Your goal →
From the listing below, pull out the lines that hold "text".

-- begin Source material --

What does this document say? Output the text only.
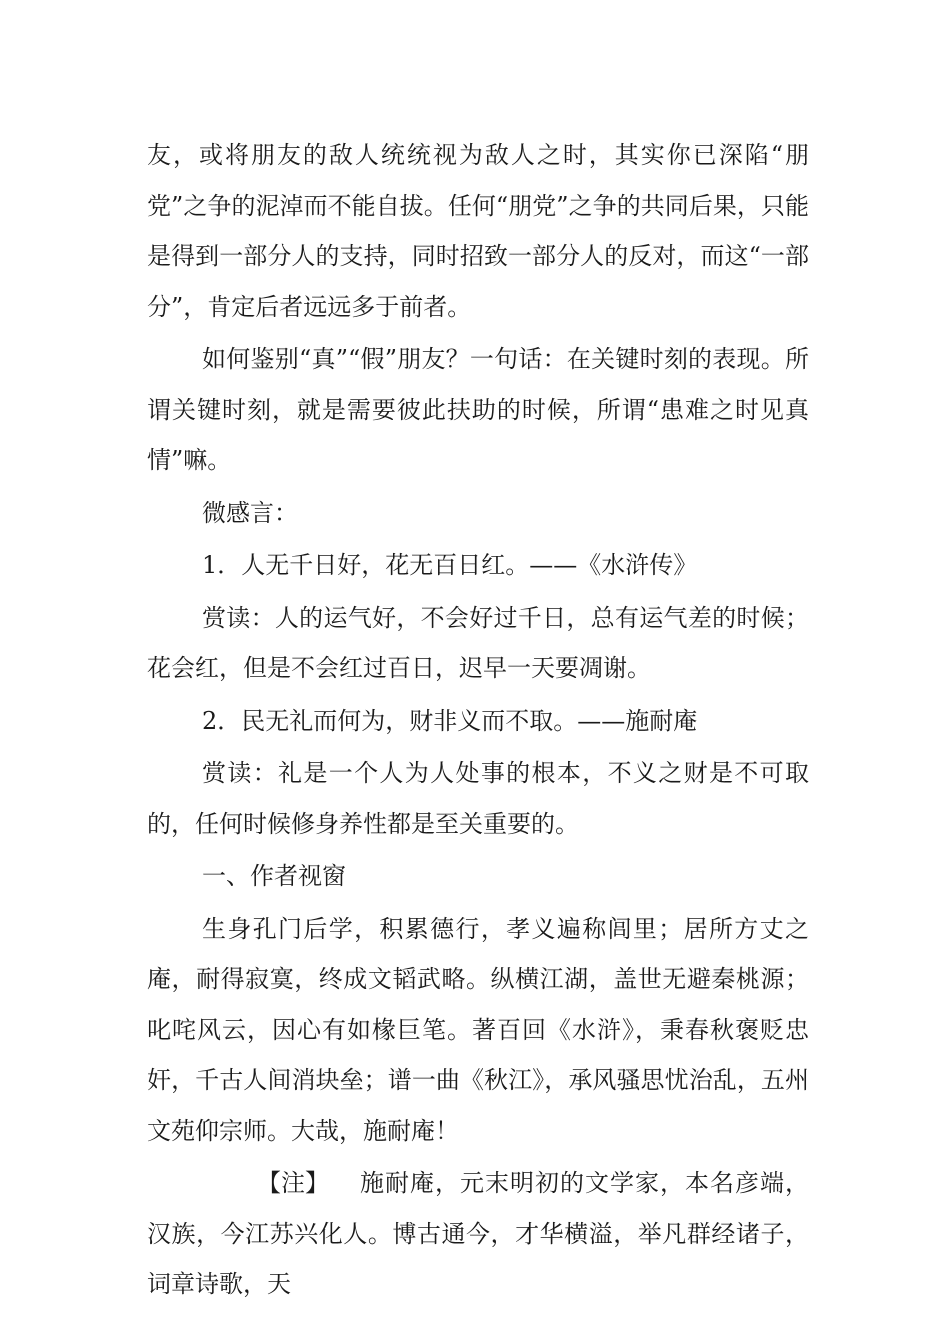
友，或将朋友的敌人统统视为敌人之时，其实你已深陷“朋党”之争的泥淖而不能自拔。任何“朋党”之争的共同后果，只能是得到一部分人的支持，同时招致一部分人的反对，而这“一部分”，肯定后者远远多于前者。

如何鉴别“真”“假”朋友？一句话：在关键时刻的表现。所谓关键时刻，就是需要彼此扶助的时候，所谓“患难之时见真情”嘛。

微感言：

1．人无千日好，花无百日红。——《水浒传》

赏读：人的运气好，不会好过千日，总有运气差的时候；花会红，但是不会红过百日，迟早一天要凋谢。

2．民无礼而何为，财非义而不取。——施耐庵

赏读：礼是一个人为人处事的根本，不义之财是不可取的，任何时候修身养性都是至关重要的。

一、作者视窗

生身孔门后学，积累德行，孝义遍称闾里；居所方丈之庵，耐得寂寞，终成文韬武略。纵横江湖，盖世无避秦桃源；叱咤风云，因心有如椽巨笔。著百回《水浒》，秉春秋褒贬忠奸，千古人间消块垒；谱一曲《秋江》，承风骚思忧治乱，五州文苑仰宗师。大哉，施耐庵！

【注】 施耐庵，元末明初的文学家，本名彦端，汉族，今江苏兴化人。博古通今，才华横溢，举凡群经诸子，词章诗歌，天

-- end Source material --
-- begin Source material --

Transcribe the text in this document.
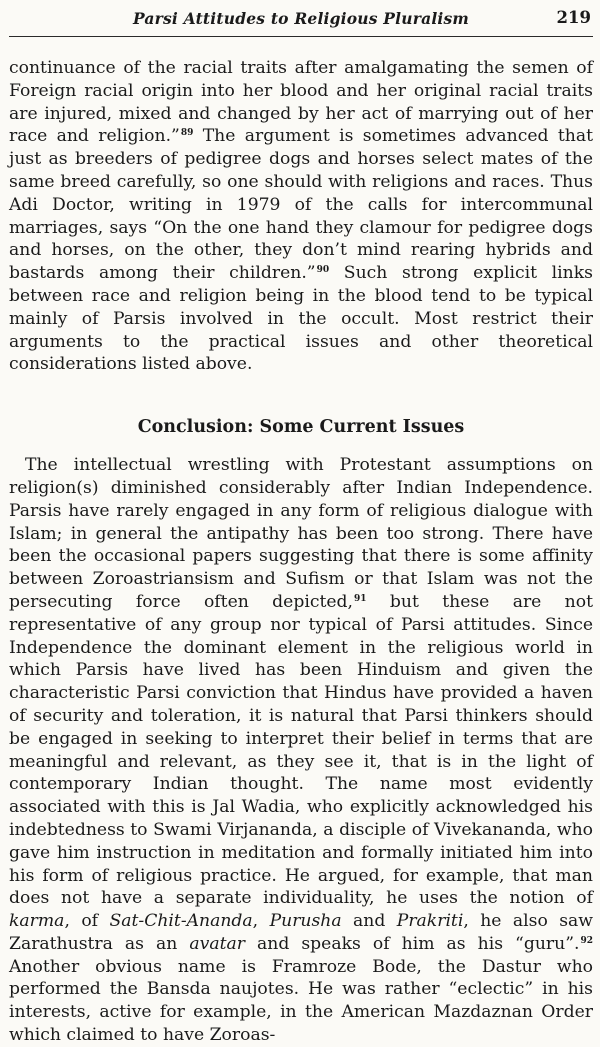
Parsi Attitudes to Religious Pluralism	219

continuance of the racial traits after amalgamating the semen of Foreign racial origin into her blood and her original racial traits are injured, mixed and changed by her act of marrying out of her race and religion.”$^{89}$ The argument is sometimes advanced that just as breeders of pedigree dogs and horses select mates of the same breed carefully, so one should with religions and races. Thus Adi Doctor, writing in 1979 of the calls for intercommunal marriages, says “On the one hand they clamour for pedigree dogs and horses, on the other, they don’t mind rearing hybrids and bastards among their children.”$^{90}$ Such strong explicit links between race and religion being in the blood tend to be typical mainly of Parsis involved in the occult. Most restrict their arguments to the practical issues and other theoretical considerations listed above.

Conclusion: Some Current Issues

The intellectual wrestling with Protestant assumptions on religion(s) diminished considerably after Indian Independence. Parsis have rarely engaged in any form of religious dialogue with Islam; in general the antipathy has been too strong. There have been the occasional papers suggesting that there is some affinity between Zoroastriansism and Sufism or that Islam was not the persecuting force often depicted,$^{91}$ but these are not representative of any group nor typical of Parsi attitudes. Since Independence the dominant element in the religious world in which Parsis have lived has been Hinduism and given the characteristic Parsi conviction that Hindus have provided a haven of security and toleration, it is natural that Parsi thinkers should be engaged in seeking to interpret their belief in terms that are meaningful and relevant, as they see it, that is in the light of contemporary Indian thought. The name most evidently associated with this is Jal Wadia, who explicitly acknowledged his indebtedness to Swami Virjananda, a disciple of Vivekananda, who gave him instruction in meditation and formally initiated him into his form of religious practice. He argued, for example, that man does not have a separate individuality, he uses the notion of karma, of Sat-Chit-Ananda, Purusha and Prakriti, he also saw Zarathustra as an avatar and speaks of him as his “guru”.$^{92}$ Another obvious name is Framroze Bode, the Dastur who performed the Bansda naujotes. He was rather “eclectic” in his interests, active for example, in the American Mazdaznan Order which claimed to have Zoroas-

-- end Source material --

Task solution →
What does this document say? Output the text only.
Transcribe the text in this document.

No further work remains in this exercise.